SUPPLIED DATA
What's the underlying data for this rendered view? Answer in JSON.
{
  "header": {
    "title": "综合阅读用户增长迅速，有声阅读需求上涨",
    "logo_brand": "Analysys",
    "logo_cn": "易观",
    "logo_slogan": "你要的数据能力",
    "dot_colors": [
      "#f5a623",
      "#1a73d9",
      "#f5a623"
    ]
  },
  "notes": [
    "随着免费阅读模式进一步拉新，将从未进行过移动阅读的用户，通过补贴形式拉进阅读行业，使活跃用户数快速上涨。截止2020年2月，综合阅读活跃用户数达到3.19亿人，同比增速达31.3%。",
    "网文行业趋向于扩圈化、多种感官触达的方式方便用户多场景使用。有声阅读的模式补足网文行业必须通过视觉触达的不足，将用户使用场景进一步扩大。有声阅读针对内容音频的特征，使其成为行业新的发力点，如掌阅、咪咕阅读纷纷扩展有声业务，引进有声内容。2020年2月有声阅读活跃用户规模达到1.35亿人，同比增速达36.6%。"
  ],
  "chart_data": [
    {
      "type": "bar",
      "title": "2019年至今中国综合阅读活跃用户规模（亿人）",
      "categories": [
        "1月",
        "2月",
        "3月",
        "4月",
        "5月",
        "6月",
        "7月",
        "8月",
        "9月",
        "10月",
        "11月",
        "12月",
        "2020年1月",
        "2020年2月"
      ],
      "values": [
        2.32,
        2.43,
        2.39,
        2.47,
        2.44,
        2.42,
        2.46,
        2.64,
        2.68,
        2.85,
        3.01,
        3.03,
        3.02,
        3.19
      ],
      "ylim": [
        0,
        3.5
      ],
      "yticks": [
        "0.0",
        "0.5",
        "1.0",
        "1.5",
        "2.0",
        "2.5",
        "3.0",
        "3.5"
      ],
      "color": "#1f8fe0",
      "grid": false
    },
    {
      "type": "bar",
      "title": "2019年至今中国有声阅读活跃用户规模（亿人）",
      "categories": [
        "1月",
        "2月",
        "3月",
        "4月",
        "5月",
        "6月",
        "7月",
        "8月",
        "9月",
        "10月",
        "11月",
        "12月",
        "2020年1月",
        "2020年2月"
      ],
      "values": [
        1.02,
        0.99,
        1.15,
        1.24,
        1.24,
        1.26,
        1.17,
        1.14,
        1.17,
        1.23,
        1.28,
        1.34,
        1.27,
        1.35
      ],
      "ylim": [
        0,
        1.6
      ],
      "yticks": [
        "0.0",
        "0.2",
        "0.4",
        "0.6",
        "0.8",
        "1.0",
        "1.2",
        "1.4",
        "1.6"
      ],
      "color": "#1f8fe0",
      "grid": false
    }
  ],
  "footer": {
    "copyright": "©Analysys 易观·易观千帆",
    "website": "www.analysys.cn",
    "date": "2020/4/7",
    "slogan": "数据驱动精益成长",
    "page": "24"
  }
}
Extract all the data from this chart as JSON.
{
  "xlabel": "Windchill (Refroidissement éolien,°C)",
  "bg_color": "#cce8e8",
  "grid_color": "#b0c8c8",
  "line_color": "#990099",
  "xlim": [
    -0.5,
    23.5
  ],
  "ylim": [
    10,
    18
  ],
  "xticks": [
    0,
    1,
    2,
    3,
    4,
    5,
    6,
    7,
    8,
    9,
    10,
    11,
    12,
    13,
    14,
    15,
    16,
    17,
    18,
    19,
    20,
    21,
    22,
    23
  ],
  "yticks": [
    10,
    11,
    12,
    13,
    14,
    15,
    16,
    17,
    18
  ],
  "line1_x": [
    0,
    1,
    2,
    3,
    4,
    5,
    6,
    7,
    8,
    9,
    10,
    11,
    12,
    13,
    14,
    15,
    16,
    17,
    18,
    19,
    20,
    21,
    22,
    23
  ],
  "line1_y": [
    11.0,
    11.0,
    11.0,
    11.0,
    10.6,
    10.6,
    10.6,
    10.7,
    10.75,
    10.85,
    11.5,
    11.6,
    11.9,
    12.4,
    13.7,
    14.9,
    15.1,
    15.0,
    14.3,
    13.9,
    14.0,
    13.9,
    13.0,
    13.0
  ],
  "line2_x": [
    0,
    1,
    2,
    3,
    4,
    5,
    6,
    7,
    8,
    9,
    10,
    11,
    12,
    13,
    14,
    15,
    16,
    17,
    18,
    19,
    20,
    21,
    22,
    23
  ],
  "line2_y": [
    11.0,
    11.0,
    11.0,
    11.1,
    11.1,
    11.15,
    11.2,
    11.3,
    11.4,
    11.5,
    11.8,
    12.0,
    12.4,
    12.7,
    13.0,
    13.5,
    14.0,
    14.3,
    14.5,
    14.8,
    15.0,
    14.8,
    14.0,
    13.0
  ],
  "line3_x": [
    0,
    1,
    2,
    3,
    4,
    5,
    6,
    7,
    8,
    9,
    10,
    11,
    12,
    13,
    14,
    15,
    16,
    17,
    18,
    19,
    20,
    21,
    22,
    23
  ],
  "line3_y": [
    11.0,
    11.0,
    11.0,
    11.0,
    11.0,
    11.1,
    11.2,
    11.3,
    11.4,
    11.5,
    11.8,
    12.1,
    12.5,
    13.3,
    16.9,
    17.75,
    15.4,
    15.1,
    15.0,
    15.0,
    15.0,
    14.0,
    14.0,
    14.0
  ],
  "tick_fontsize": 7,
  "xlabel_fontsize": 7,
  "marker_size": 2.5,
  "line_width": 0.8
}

TASK INSTRUCTIONS
From the listing above, copy every line that includes the word "this".

EXERCISE RESULT
What's the underlying data for this rendered view? Answer in JSON.
Extract all the data from this chart as JSON.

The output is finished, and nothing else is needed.